Each line of the listing must be transcribed exactly, except for the images, which should be excluded.

Structured figure records
::::::::

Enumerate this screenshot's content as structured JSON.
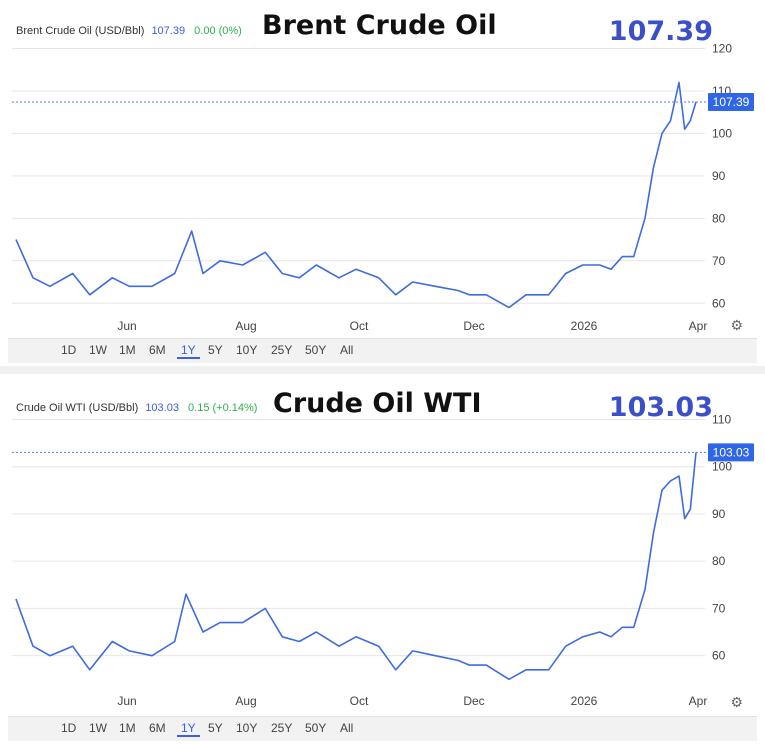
{
  "range_buttons": [
    "1D",
    "1W",
    "1M",
    "6M",
    "1Y",
    "5Y",
    "10Y",
    "25Y",
    "50Y",
    "All"
  ],
  "active_range": "1Y",
  "x_ticks": [
    "Jun",
    "Aug",
    "Oct",
    "Dec",
    "2026",
    "Apr"
  ],
  "colors": {
    "line": "#3d6be0",
    "price_tag": "#2f66e6",
    "change": "#2fb14a",
    "big_price": "#3b4fc9"
  },
  "brent": {
    "info_label": "Brent Crude Oil (USD/Bbl)",
    "info_price": "107.39",
    "info_change": "0.00 (0%)",
    "big_title": "Brent Crude Oil",
    "big_price": "107.39",
    "tag_value": "107.39"
  },
  "wti": {
    "info_label": "Crude Oil WTI (USD/Bbl)",
    "info_price": "103.03",
    "info_change": "0.15 (+0.14%)",
    "big_title": "Crude Oil WTI",
    "big_price": "103.03",
    "tag_value": "103.03"
  },
  "chart_data": [
    {
      "type": "line",
      "title": "Brent Crude Oil",
      "series": [
        {
          "name": "Brent Crude Oil (USD/Bbl)",
          "x_months": [
            0,
            0.3,
            0.6,
            1.0,
            1.3,
            1.7,
            2.0,
            2.4,
            2.8,
            3.1,
            3.3,
            3.6,
            4.0,
            4.4,
            4.7,
            5.0,
            5.3,
            5.7,
            6.0,
            6.4,
            6.7,
            7.0,
            7.4,
            7.8,
            8.0,
            8.3,
            8.7,
            9.0,
            9.4,
            9.7,
            10.0,
            10.3,
            10.5,
            10.7,
            10.9,
            11.1,
            11.25,
            11.4,
            11.55,
            11.7,
            11.8,
            11.9,
            12.0
          ],
          "y": [
            75,
            66,
            64,
            67,
            62,
            66,
            64,
            64,
            67,
            77,
            67,
            70,
            69,
            72,
            67,
            66,
            69,
            66,
            68,
            66,
            62,
            65,
            64,
            63,
            62,
            62,
            59,
            62,
            62,
            67,
            69,
            69,
            68,
            71,
            71,
            80,
            92,
            100,
            103,
            112,
            101,
            103,
            107.39
          ]
        }
      ],
      "y_ticks": [
        60,
        70,
        80,
        90,
        100,
        110,
        120
      ],
      "ylim": [
        57,
        122
      ]
    },
    {
      "type": "line",
      "title": "Crude Oil WTI",
      "series": [
        {
          "name": "Crude Oil WTI (USD/Bbl)",
          "x_months": [
            0,
            0.3,
            0.6,
            1.0,
            1.3,
            1.7,
            2.0,
            2.4,
            2.8,
            3.0,
            3.3,
            3.6,
            4.0,
            4.4,
            4.7,
            5.0,
            5.3,
            5.7,
            6.0,
            6.4,
            6.7,
            7.0,
            7.4,
            7.8,
            8.0,
            8.3,
            8.7,
            9.0,
            9.4,
            9.7,
            10.0,
            10.3,
            10.5,
            10.7,
            10.9,
            11.1,
            11.25,
            11.4,
            11.55,
            11.7,
            11.8,
            11.9,
            12.0
          ],
          "y": [
            72,
            62,
            60,
            62,
            57,
            63,
            61,
            60,
            63,
            73,
            65,
            67,
            67,
            70,
            64,
            63,
            65,
            62,
            64,
            62,
            57,
            61,
            60,
            59,
            58,
            58,
            55,
            57,
            57,
            62,
            64,
            65,
            64,
            66,
            66,
            74,
            86,
            95,
            97,
            98,
            89,
            91,
            103.03
          ]
        }
      ],
      "y_ticks": [
        60,
        70,
        80,
        90,
        100,
        110
      ],
      "ylim": [
        54,
        112
      ]
    }
  ]
}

::::::::

RESPONSE TO THIS EXERCISE:
Enumerate this screenshot's content as structured JSON.
{
  "range_buttons": [
    "1D",
    "1W",
    "1M",
    "6M",
    "1Y",
    "5Y",
    "10Y",
    "25Y",
    "50Y",
    "All"
  ],
  "active_range": "1Y",
  "x_ticks": [
    "Jun",
    "Aug",
    "Oct",
    "Dec",
    "2026",
    "Apr"
  ],
  "colors": {
    "line": "#3d6be0",
    "price_tag": "#2f66e6",
    "change": "#2fb14a",
    "big_price": "#3b4fc9"
  },
  "brent": {
    "info_label": "Brent Crude Oil (USD/Bbl)",
    "info_price": "107.39",
    "info_change": "0.00 (0%)",
    "big_title": "Brent Crude Oil",
    "big_price": "107.39",
    "tag_value": "107.39"
  },
  "wti": {
    "info_label": "Crude Oil WTI (USD/Bbl)",
    "info_price": "103.03",
    "info_change": "0.15 (+0.14%)",
    "big_title": "Crude Oil WTI",
    "big_price": "103.03",
    "tag_value": "103.03"
  },
  "chart_data": [
    {
      "type": "line",
      "title": "Brent Crude Oil",
      "series": [
        {
          "name": "Brent Crude Oil (USD/Bbl)",
          "x_months": [
            0,
            0.3,
            0.6,
            1.0,
            1.3,
            1.7,
            2.0,
            2.4,
            2.8,
            3.1,
            3.3,
            3.6,
            4.0,
            4.4,
            4.7,
            5.0,
            5.3,
            5.7,
            6.0,
            6.4,
            6.7,
            7.0,
            7.4,
            7.8,
            8.0,
            8.3,
            8.7,
            9.0,
            9.4,
            9.7,
            10.0,
            10.3,
            10.5,
            10.7,
            10.9,
            11.1,
            11.25,
            11.4,
            11.55,
            11.7,
            11.8,
            11.9,
            12.0
          ],
          "y": [
            75,
            66,
            64,
            67,
            62,
            66,
            64,
            64,
            67,
            77,
            67,
            70,
            69,
            72,
            67,
            66,
            69,
            66,
            68,
            66,
            62,
            65,
            64,
            63,
            62,
            62,
            59,
            62,
            62,
            67,
            69,
            69,
            68,
            71,
            71,
            80,
            92,
            100,
            103,
            112,
            101,
            103,
            107.39
          ]
        }
      ],
      "y_ticks": [
        60,
        70,
        80,
        90,
        100,
        110,
        120
      ],
      "ylim": [
        57,
        122
      ]
    },
    {
      "type": "line",
      "title": "Crude Oil WTI",
      "series": [
        {
          "name": "Crude Oil WTI (USD/Bbl)",
          "x_months": [
            0,
            0.3,
            0.6,
            1.0,
            1.3,
            1.7,
            2.0,
            2.4,
            2.8,
            3.0,
            3.3,
            3.6,
            4.0,
            4.4,
            4.7,
            5.0,
            5.3,
            5.7,
            6.0,
            6.4,
            6.7,
            7.0,
            7.4,
            7.8,
            8.0,
            8.3,
            8.7,
            9.0,
            9.4,
            9.7,
            10.0,
            10.3,
            10.5,
            10.7,
            10.9,
            11.1,
            11.25,
            11.4,
            11.55,
            11.7,
            11.8,
            11.9,
            12.0
          ],
          "y": [
            72,
            62,
            60,
            62,
            57,
            63,
            61,
            60,
            63,
            73,
            65,
            67,
            67,
            70,
            64,
            63,
            65,
            62,
            64,
            62,
            57,
            61,
            60,
            59,
            58,
            58,
            55,
            57,
            57,
            62,
            64,
            65,
            64,
            66,
            66,
            74,
            86,
            95,
            97,
            98,
            89,
            91,
            103.03
          ]
        }
      ],
      "y_ticks": [
        60,
        70,
        80,
        90,
        100,
        110
      ],
      "ylim": [
        54,
        112
      ]
    }
  ]
}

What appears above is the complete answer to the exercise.